═════ Material supplied ═════
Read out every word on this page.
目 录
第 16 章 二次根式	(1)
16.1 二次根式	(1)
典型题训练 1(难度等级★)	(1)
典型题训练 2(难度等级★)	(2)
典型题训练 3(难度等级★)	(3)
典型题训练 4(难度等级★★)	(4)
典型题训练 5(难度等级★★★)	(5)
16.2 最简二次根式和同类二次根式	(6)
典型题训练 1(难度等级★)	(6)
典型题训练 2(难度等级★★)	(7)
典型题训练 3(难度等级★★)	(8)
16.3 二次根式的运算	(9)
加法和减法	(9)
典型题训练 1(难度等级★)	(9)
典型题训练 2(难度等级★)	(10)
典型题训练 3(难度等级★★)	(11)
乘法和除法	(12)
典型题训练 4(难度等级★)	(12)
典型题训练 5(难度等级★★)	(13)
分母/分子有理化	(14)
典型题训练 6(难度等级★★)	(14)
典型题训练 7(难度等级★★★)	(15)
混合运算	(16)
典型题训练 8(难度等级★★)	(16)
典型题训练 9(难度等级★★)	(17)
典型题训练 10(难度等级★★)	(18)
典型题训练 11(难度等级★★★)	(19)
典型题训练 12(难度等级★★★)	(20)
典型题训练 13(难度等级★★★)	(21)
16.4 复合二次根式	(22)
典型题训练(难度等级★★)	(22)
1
═════
Restate the whole listing exactly.

• Reply to the exercise:
Read out every word on this page.
目 录
第 16 章 二次根式	(1)
16.1 二次根式	(1)
典型题训练 1(难度等级★)	(1)
典型题训练 2(难度等级★)	(2)
典型题训练 3(难度等级★)	(3)
典型题训练 4(难度等级★★)	(4)
典型题训练 5(难度等级★★★)	(5)
16.2 最简二次根式和同类二次根式	(6)
典型题训练 1(难度等级★)	(6)
典型题训练 2(难度等级★★)	(7)
典型题训练 3(难度等级★★)	(8)
16.3 二次根式的运算	(9)
加法和减法	(9)
典型题训练 1(难度等级★)	(9)
典型题训练 2(难度等级★)	(10)
典型题训练 3(难度等级★★)	(11)
乘法和除法	(12)
典型题训练 4(难度等级★)	(12)
典型题训练 5(难度等级★★)	(13)
分母/分子有理化	(14)
典型题训练 6(难度等级★★)	(14)
典型题训练 7(难度等级★★★)	(15)
混合运算	(16)
典型题训练 8(难度等级★★)	(16)
典型题训练 9(难度等级★★)	(17)
典型题训练 10(难度等级★★)	(18)
典型题训练 11(难度等级★★★)	(19)
典型题训练 12(难度等级★★★)	(20)
典型题训练 13(难度等级★★★)	(21)
16.4 复合二次根式	(22)
典型题训练(难度等级★★)	(22)
1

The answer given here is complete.